#### Written task:
Determine how many lines hold "Ilustración" and give only that number.

#### Entries:
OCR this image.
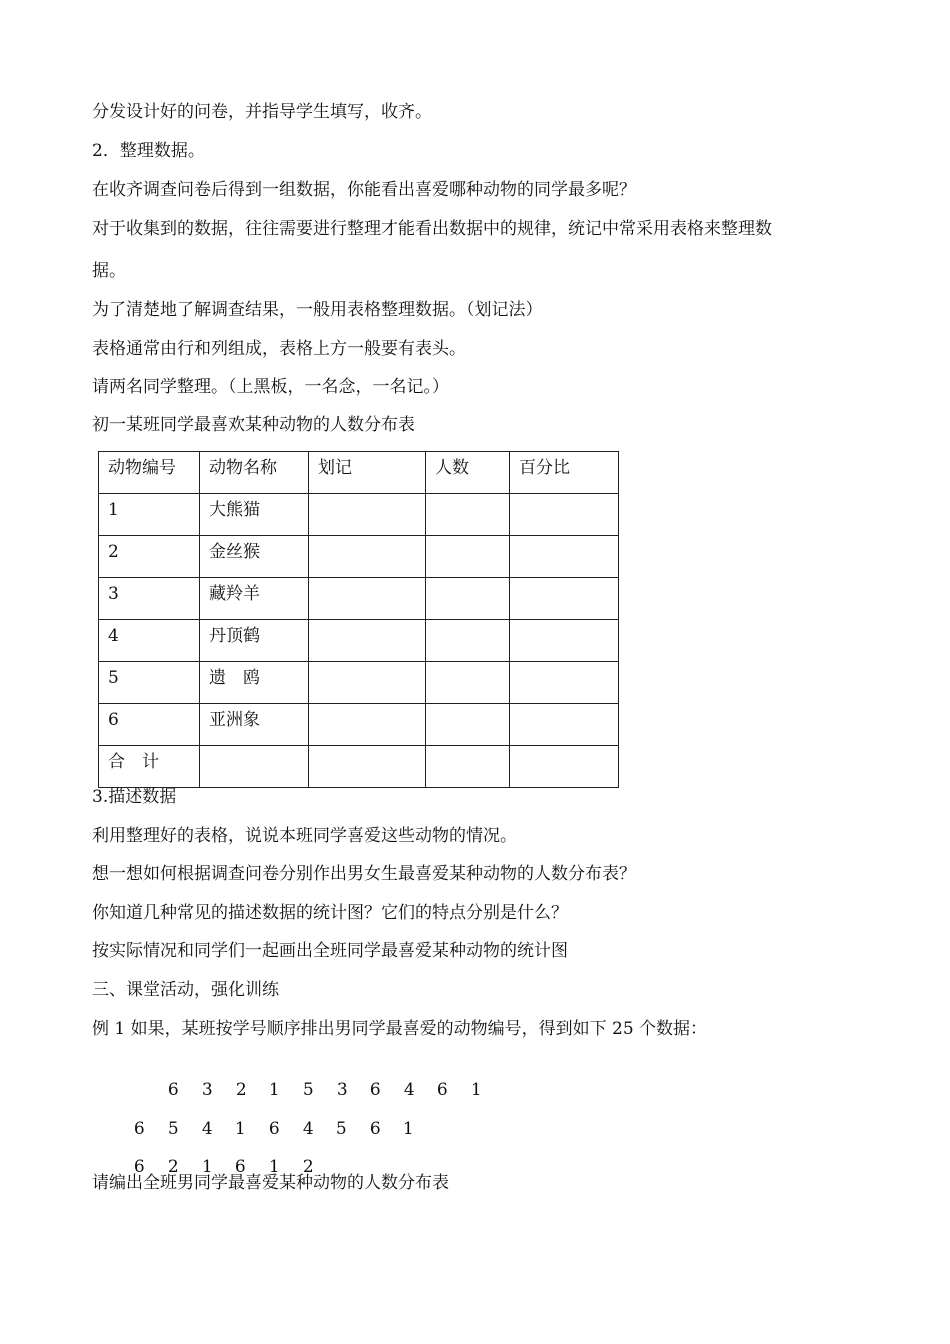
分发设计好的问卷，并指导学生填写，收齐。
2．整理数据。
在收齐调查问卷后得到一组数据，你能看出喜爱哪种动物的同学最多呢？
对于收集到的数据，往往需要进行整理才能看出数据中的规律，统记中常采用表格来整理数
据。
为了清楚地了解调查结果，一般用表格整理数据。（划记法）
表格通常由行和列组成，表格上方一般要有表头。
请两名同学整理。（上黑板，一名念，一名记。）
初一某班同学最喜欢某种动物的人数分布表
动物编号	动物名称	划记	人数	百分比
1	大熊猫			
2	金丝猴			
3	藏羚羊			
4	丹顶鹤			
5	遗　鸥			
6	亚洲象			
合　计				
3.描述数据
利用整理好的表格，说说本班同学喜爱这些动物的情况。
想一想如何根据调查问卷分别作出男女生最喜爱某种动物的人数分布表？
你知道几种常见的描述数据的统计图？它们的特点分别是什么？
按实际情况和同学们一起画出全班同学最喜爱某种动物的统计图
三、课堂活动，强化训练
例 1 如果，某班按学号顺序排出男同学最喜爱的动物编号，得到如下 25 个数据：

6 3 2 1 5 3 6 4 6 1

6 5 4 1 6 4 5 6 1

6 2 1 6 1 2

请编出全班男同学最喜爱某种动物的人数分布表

==

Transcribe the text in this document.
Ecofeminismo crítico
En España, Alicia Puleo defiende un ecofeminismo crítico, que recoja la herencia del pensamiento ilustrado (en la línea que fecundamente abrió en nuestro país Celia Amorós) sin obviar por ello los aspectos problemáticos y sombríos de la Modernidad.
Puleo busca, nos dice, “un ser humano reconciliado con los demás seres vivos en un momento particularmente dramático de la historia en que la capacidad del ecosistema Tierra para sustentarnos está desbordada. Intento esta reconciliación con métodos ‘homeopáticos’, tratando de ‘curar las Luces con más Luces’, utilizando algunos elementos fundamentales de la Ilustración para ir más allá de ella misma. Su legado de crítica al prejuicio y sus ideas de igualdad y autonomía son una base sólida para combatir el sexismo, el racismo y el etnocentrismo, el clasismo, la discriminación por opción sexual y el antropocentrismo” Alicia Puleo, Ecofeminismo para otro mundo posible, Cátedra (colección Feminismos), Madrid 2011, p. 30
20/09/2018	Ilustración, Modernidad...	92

--

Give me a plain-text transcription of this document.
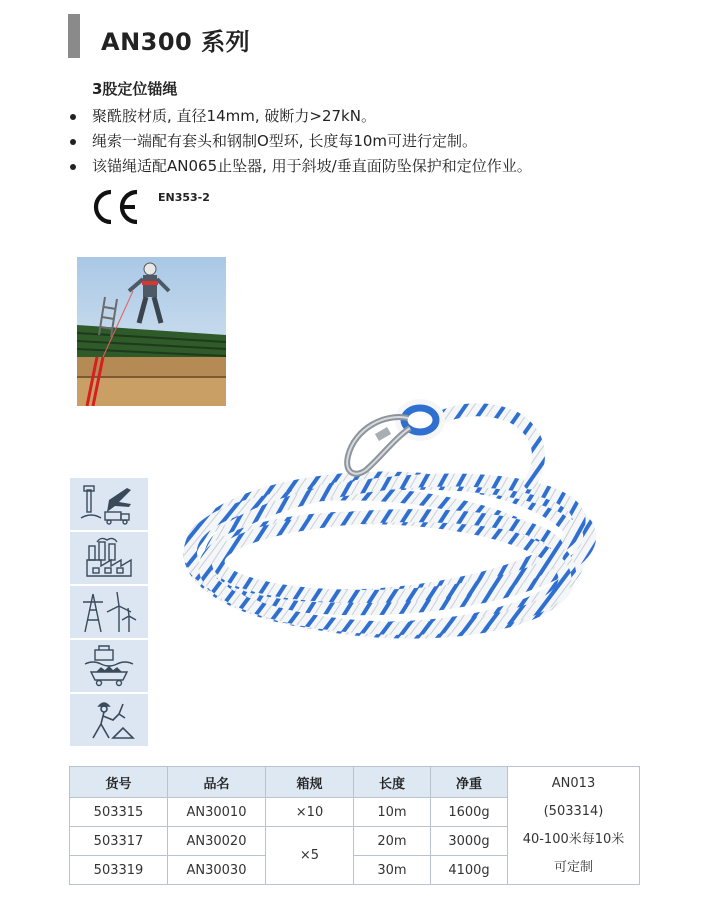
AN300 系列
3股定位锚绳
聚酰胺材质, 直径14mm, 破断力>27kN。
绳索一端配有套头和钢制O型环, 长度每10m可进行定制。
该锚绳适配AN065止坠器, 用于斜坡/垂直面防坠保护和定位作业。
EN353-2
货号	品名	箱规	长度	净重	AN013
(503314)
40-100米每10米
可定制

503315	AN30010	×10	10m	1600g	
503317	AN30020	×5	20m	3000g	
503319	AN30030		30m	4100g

#### Solution to this task:
2